Records from a dataset
++++++++
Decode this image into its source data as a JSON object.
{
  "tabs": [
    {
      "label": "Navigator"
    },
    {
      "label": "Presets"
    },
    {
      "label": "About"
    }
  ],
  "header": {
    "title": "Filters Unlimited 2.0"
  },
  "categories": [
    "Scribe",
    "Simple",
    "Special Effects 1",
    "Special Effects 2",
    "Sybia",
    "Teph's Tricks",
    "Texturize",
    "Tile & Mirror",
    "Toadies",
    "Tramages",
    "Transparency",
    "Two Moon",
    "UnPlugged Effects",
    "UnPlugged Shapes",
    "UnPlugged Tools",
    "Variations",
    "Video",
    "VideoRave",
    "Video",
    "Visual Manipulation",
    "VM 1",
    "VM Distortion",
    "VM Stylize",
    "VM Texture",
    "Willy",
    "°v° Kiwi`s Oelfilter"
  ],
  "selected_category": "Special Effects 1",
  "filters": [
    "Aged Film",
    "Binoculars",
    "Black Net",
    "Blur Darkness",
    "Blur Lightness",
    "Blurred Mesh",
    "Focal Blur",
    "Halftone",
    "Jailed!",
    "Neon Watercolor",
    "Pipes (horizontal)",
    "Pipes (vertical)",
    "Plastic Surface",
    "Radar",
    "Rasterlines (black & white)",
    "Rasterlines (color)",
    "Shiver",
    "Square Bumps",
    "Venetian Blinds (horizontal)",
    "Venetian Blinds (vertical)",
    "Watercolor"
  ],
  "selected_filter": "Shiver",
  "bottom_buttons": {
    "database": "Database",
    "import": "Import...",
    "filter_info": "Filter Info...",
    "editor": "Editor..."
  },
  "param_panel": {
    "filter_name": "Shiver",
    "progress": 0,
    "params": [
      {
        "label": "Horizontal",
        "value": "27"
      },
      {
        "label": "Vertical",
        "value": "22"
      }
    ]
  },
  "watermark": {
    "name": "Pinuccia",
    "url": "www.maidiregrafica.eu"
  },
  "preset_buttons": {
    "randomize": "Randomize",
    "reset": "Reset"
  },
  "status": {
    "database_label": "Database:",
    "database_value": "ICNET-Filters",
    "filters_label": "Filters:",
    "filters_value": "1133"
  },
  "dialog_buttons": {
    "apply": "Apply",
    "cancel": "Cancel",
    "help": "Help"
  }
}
++++++++
• _Objective_
All lines above with "UnPlugged" in them should be returned.

• _Result of this exercise_
    "UnPlugged Effects",
    "UnPlugged Shapes",
    "UnPlugged Tools",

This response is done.